- BRANO DI TESTO:
Se la Confederazione elvetica si è trovata questo voto inaspettato dei suoi cittadini, ciò vuol dire che qualcosa nella convivenza con i "nuovi venuti" non ha funzionato.
L'argomento ci deve interessare, visto il numero crescente di emigrati di religione musulmana che vivono in Valle, spesso operando la scelta di domandare la cittadinanza e dunque di vivere da noi in modo stabile. Infatti la tipologia di famiglia non è più come un tempo un maschio giovane, piuttosto isolato in una rete corta di relazioni sociali, che veniva a lavorare per un certo periodo mantenendo famiglia e affetti nel Paese d'origine, ma si tratta di coppie prolifiche che danno vita qui a famiglie numerose con reti parentali e d'amicizia fitte che originano ad una società nella nostra società.
Noi, Paese d'accoglienza, abbiamo necessità - bisogna dirlo con realismo - di manodopera che controbilanci la demografia a "crescita zero" con pochi nati e sempre più vecchi che ci condannerebbe a bloccare varie attività, mentre loro, gli immigrati, cercano lavoro in un quadro di Stato sociale, di democrazia politica e di eguaglianza che nei loro Stati di provenienza - a variabile, ma sempre scarso, tasso di ricchezza e di libertà - se lo sognano.
Il punto di equilibrio sta nel rispetto reciproco e nei paletti da piantare per fare in modo che la convivenza non sfoci in un duplice razzismo: il nostro per loro e il loro per noi. L'integrazione, nello stesso modo, non può essere un movimento a senso unico, ma deve essere uno sforzo congiunto per capire che cosa noi dobbiamo cambiare per accoglierli e loro cosa devono dare per essere accettati.
Qualche esempio per capirci: "loro" hanno un'altra religione e devono essere liberi di praticarla, ma ciò non implica disprezzo per la nostra o atteggiamenti rivendicativi - del genere «il Natale non si festeggia nelle scuole» - che creano attriti ed incomprensioni. Altrimenti, ovviamente, può scattare una reazione del genere «perché devo sopportare che certe regole del "Ramadan" incidano sulla nostra organizzazione del lavoro». Se un nostro prete cattolico incitasse all'odio e alla violenza verso l'Islam finirebbe sospeso dal vescovo e sarebbe processato, la reciprocità vale anche per l'imam che predica nella moschea.

- ESTRATTO DEI DATI:
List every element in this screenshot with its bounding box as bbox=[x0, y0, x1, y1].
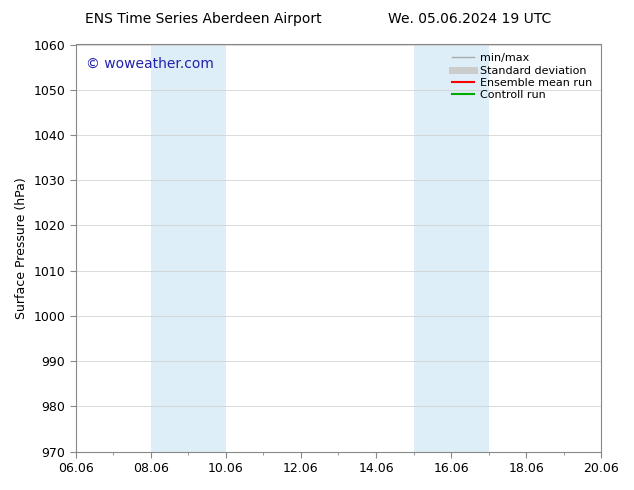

- ESERCIZI:
#1 Secondo il brano di testo, com'era un tempo la famiglia tipica dell'emigrato?
#2 In base al brano di testo, spiega perché il Paese d'accoglienza ha bisogno di manodopera.
#3 Traduci in inglese questa frase del brano di testo: «Se la Confederazione elvetica si è trovata questo voto inaspettato dei suoi cittadini, ciò vuol dire che qualcosa nella convivenza con i "nuovi venuti" non ha funzionato.»

- SOLUZIONI DEGLI ESERCIZI:
#1 Era un maschio giovane, piuttosto isolato in una rete corta di relazioni sociali. Veniva a lavorare per un certo periodo e manteneva famiglia e affetti nel Paese d'origine.

#2 Serve manodopera per controbilanciare una demografia a "crescita zero", con pochi nati e una popolazione sempre più vecchia. Senza questo apporto si sarebbe costretti a bloccare varie attività.

#3 If the Swiss Confederation found itself facing this unexpected vote by its citizens, it means that something in the coexistence with the "newcomers" did not work.